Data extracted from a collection
************

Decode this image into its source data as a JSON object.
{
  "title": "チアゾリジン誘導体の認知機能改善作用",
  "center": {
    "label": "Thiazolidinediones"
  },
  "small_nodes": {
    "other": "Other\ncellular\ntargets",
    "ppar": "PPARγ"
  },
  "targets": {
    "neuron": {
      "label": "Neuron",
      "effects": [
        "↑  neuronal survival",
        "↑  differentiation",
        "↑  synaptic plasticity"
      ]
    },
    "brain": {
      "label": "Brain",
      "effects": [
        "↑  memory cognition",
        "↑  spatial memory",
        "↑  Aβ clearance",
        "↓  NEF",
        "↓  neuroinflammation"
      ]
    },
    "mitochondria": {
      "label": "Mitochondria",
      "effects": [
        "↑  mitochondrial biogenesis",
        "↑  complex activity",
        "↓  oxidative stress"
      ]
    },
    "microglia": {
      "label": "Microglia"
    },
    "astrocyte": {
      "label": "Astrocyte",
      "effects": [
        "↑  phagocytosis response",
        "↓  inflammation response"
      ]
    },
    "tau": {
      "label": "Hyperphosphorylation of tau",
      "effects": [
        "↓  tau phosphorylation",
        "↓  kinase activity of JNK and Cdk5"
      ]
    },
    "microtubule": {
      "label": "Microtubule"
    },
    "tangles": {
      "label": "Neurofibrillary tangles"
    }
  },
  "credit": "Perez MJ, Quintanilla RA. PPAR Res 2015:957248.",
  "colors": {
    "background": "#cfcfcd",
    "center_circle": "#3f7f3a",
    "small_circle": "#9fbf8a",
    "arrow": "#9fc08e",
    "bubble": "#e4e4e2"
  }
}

************

Please copy out every line shown above, exactly.

Decode this image into its source data as a JSON object.
{
  "title": "チアゾリジン誘導体の認知機能改善作用",
  "center": {
    "label": "Thiazolidinediones"
  },
  "small_nodes": {
    "other": "Other\ncellular\ntargets",
    "ppar": "PPARγ"
  },
  "targets": {
    "neuron": {
      "label": "Neuron",
      "effects": [
        "↑  neuronal survival",
        "↑  differentiation",
        "↑  synaptic plasticity"
      ]
    },
    "brain": {
      "label": "Brain",
      "effects": [
        "↑  memory cognition",
        "↑  spatial memory",
        "↑  Aβ clearance",
        "↓  NEF",
        "↓  neuroinflammation"
      ]
    },
    "mitochondria": {
      "label": "Mitochondria",
      "effects": [
        "↑  mitochondrial biogenesis",
        "↑  complex activity",
        "↓  oxidative stress"
      ]
    },
    "microglia": {
      "label": "Microglia"
    },
    "astrocyte": {
      "label": "Astrocyte",
      "effects": [
        "↑  phagocytosis response",
        "↓  inflammation response"
      ]
    },
    "tau": {
      "label": "Hyperphosphorylation of tau",
      "effects": [
        "↓  tau phosphorylation",
        "↓  kinase activity of JNK and Cdk5"
      ]
    },
    "microtubule": {
      "label": "Microtubule"
    },
    "tangles": {
      "label": "Neurofibrillary tangles"
    }
  },
  "credit": "Perez MJ, Quintanilla RA. PPAR Res 2015:957248.",
  "colors": {
    "background": "#cfcfcd",
    "center_circle": "#3f7f3a",
    "small_circle": "#9fbf8a",
    "arrow": "#9fc08e",
    "bubble": "#e4e4e2"
  }
}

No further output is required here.